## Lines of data
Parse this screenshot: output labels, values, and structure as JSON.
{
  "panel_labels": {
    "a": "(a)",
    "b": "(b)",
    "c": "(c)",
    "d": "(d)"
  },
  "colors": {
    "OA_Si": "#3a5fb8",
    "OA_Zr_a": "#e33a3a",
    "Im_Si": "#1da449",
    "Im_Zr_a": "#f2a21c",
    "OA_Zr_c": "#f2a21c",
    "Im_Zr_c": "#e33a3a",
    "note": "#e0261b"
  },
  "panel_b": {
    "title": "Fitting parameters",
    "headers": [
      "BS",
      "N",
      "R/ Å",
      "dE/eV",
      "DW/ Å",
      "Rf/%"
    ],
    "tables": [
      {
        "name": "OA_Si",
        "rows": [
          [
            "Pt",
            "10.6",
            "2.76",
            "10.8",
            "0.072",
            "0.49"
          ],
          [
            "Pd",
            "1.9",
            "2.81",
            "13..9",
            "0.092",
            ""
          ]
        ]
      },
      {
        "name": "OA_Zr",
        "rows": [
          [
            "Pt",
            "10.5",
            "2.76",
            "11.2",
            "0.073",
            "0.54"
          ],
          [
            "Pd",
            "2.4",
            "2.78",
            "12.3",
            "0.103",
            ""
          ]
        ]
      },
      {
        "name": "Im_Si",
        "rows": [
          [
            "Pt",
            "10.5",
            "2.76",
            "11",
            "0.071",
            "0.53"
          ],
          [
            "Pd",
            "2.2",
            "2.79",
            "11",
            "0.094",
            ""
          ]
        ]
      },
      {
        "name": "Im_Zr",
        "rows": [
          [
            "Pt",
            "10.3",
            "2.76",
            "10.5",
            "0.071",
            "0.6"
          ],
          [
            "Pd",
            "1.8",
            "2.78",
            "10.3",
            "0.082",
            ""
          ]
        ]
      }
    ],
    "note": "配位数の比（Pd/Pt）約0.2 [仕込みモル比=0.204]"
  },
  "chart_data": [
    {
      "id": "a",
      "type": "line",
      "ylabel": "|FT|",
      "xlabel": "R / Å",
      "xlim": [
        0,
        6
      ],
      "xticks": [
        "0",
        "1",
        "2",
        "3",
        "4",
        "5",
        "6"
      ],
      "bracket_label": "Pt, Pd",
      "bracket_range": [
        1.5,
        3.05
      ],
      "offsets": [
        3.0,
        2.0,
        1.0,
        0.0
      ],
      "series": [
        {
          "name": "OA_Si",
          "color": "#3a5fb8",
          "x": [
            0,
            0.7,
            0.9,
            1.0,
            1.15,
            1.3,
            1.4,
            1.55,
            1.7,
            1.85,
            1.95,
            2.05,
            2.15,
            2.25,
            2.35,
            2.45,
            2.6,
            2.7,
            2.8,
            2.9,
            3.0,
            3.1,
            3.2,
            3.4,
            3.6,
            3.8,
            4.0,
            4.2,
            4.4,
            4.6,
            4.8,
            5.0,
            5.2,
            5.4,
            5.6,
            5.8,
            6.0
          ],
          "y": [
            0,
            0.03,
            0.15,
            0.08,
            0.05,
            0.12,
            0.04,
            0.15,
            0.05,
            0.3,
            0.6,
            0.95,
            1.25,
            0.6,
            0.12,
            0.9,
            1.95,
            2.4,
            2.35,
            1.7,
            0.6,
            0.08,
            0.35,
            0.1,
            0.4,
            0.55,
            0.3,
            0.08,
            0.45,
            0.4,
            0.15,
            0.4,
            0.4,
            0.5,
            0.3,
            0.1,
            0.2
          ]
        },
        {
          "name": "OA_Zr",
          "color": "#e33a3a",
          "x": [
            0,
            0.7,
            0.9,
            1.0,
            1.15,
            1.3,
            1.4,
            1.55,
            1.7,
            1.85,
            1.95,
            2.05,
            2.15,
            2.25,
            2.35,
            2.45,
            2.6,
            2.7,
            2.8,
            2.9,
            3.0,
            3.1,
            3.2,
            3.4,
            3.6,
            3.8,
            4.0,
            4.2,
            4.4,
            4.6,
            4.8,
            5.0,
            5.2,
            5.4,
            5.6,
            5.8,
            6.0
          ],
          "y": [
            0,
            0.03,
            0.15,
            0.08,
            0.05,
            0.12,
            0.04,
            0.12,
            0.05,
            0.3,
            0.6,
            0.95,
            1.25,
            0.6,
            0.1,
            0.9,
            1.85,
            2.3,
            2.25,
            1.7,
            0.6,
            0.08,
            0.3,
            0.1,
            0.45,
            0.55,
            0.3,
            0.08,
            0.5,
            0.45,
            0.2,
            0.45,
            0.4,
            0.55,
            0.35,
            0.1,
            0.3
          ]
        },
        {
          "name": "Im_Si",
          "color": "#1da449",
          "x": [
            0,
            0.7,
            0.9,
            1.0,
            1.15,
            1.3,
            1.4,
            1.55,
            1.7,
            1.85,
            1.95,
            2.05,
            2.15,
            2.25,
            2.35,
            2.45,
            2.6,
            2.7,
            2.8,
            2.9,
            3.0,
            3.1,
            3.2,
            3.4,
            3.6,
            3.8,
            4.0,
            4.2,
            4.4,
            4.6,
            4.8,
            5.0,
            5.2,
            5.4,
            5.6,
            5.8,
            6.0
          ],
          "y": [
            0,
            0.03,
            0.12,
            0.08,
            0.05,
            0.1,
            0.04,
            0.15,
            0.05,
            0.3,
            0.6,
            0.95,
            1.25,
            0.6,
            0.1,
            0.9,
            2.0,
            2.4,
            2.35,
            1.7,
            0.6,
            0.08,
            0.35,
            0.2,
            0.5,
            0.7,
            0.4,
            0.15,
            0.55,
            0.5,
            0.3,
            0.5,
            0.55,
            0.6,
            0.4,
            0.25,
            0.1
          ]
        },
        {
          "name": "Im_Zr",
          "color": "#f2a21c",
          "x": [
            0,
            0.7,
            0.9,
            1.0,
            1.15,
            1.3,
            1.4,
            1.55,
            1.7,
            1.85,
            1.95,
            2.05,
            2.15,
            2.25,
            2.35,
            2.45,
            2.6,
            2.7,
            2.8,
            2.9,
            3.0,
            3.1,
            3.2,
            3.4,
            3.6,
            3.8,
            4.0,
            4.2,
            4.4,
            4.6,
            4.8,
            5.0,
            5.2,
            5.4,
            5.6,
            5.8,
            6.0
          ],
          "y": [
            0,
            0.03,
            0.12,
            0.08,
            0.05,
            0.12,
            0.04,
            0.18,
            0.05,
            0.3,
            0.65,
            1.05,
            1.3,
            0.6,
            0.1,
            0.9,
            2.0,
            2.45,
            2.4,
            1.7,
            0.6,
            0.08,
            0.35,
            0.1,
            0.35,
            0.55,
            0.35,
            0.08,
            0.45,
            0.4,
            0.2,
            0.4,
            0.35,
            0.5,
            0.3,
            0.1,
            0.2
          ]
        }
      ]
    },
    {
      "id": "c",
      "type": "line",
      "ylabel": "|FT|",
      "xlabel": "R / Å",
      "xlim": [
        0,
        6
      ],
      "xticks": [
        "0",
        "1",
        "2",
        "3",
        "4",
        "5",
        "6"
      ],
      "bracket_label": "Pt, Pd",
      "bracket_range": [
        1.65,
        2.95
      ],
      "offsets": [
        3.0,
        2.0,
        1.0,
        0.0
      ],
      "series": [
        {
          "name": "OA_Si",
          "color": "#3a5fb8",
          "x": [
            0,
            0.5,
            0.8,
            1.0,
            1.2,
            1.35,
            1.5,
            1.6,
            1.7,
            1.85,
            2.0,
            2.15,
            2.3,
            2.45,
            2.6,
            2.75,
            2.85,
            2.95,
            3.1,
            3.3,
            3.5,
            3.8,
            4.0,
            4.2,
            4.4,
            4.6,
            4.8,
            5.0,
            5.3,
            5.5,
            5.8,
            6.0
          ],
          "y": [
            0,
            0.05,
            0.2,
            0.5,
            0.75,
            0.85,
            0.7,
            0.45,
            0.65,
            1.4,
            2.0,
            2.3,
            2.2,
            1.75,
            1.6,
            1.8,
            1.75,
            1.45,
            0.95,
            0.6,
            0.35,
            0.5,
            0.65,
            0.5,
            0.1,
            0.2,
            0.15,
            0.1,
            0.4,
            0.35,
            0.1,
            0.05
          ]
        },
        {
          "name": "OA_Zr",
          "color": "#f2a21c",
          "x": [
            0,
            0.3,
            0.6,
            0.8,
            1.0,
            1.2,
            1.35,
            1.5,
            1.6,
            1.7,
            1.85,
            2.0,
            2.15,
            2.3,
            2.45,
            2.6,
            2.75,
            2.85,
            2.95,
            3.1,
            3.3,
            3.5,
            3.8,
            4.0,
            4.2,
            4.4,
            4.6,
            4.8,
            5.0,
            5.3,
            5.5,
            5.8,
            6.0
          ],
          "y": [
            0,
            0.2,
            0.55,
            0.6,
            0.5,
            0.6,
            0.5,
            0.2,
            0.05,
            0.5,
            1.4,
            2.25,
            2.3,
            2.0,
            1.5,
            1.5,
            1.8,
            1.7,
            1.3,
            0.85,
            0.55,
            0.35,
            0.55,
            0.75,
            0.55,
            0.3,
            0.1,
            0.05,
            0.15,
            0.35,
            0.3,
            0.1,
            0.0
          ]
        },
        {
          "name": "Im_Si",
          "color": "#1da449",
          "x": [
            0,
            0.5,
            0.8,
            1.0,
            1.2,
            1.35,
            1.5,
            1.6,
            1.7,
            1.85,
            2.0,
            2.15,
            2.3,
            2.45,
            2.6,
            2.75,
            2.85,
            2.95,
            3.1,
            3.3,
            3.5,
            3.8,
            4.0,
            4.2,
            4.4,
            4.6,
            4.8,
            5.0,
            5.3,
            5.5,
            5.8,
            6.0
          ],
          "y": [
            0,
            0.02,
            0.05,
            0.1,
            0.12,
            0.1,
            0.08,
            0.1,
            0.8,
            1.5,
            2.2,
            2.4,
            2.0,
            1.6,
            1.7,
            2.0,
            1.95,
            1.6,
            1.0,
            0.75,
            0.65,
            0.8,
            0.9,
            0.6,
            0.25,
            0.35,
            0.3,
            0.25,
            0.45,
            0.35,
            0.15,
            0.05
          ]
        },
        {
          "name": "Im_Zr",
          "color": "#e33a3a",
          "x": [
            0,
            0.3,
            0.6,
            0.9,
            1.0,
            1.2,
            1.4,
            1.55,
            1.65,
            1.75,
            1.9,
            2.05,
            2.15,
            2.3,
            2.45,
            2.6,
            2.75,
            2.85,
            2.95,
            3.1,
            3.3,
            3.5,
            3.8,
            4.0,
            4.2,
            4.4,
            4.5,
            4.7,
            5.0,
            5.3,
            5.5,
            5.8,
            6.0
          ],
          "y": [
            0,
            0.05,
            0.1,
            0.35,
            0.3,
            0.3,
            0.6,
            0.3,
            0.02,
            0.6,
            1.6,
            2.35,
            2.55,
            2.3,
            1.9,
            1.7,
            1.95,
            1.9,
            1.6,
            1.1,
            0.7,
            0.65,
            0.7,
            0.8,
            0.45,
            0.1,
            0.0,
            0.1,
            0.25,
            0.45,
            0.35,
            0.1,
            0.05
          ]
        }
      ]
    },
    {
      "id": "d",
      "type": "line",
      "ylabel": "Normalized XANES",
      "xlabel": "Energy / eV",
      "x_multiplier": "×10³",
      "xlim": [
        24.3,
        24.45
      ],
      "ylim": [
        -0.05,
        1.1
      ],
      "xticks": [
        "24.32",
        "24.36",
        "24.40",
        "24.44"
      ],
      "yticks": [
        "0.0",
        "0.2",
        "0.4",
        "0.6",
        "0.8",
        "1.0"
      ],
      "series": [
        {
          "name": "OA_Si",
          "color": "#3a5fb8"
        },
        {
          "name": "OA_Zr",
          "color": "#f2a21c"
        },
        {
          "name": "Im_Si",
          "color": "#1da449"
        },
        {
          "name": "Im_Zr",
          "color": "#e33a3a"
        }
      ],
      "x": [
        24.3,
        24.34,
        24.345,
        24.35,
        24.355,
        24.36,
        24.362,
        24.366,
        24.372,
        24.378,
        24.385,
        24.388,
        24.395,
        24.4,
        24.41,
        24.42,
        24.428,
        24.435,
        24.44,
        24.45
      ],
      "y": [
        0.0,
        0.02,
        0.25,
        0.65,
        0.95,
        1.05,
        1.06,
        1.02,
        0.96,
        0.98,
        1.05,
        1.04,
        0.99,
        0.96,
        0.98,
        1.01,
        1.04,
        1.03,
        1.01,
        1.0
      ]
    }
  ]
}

## Objective
Check the records above line by line and tally those holding the string "note". Answer with the number only.

## Response below
2